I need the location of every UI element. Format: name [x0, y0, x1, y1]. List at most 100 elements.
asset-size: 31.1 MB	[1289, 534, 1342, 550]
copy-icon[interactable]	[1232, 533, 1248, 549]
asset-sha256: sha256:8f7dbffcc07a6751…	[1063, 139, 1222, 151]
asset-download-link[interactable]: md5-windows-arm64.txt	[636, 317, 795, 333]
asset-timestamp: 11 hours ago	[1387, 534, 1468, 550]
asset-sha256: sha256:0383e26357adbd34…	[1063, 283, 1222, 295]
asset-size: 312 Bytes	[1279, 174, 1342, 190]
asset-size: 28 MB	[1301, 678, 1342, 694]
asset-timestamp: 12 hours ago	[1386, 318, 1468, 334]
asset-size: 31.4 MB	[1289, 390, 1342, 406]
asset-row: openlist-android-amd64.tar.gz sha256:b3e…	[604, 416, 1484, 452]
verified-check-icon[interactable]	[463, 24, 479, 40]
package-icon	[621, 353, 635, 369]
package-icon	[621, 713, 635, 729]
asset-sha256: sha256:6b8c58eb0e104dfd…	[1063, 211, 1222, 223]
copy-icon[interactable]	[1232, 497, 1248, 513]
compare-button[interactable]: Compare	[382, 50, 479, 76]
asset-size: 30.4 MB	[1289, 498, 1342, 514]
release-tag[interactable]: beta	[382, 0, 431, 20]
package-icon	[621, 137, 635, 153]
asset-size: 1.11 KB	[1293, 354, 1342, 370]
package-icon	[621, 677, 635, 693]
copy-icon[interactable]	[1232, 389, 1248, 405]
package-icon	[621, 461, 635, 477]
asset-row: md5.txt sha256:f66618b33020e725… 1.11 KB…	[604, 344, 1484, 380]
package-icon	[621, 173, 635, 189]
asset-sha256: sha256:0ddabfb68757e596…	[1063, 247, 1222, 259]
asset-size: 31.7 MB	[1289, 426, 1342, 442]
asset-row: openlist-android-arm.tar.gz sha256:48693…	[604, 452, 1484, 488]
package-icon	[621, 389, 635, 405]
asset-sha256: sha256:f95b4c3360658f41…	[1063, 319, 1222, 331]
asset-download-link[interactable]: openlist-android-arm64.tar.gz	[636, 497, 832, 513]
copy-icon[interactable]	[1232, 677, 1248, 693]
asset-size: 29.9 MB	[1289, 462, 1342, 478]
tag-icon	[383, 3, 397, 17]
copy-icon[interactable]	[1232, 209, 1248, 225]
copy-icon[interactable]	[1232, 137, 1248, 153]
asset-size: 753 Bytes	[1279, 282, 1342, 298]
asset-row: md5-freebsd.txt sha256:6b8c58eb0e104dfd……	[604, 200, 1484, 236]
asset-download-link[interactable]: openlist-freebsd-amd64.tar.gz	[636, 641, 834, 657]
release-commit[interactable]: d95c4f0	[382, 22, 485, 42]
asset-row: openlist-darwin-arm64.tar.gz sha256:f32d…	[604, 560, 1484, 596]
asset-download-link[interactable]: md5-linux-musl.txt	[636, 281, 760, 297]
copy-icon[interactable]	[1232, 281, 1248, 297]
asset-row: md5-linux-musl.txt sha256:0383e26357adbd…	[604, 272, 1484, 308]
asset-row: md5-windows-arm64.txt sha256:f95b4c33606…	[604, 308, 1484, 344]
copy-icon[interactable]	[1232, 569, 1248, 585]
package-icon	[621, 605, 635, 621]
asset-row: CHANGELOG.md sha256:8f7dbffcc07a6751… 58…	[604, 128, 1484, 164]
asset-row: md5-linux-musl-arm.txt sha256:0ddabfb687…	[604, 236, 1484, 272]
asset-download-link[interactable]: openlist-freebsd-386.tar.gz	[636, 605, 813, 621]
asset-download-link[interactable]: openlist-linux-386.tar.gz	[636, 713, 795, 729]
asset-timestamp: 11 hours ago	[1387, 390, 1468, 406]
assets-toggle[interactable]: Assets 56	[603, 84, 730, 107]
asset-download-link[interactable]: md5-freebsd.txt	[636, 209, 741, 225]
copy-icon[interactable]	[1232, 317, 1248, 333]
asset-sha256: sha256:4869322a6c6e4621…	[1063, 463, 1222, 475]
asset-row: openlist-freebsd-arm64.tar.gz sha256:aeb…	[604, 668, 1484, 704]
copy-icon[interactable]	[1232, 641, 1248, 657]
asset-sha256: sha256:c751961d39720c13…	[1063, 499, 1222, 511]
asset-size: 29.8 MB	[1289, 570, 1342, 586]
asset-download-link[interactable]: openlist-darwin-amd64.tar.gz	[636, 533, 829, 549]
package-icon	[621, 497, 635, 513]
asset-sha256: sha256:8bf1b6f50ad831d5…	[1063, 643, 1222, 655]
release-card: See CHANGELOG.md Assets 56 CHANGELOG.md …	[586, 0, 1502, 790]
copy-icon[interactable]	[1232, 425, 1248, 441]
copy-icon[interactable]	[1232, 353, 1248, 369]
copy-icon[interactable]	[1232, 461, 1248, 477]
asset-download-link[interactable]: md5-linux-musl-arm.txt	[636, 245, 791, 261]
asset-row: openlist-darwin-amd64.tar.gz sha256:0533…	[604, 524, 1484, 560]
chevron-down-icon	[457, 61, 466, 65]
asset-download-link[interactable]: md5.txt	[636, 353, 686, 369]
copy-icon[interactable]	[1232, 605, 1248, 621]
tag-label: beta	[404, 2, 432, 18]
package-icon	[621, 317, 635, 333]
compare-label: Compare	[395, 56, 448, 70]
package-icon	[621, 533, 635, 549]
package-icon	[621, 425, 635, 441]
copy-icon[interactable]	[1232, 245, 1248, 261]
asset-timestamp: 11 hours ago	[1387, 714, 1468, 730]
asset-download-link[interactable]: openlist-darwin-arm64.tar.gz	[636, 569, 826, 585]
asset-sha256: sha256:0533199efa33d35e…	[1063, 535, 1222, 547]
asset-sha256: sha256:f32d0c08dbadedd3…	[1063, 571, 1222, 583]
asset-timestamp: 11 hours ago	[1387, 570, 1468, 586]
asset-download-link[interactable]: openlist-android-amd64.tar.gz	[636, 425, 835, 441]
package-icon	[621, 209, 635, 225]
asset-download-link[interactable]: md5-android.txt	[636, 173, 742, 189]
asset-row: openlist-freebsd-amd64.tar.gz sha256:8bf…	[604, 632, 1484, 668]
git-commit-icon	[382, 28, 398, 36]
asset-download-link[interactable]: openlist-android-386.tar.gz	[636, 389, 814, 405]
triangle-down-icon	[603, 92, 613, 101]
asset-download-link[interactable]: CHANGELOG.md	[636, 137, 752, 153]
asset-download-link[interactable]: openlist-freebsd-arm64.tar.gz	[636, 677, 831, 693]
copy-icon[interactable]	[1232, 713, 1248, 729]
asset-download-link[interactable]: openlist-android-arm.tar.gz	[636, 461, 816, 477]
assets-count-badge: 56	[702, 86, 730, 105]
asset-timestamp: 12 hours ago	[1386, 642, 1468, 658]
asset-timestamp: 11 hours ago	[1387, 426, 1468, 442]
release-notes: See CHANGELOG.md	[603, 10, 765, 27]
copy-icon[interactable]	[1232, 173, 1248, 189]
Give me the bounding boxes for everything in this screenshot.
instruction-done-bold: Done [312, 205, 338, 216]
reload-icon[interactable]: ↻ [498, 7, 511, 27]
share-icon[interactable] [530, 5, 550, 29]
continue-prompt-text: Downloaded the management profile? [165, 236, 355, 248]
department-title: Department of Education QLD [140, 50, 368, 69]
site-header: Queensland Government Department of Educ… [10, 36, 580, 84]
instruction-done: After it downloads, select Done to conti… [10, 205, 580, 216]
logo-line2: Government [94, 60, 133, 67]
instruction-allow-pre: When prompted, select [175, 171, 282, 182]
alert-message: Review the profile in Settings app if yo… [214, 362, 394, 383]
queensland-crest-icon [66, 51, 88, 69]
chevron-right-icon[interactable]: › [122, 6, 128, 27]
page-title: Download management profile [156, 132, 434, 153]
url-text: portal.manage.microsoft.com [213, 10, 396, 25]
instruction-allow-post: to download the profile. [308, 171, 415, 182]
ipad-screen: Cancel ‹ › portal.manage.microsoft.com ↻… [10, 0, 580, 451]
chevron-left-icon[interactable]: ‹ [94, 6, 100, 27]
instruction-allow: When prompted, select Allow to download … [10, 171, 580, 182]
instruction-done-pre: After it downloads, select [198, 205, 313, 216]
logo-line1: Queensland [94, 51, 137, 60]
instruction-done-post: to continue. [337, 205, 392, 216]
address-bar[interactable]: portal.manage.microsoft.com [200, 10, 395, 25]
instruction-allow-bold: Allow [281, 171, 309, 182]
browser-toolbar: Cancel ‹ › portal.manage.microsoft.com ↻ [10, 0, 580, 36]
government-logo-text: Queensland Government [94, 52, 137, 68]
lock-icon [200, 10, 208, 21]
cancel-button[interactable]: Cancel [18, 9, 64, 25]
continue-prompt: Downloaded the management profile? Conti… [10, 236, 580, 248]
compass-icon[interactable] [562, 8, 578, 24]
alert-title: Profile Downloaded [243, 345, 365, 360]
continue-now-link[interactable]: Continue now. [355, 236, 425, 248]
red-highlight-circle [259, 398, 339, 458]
******
Problem> Quote, word for word, the lines above from the first one up to and including the line with "139, 1222, 151]".

Answer to this task>
I need the location of every UI element. Format: name [x0, y0, x1, y1]. List at most 100 elements.
asset-size: 31.1 MB	[1289, 534, 1342, 550]
copy-icon[interactable]	[1232, 533, 1248, 549]
asset-sha256: sha256:8f7dbffcc07a6751…	[1063, 139, 1222, 151]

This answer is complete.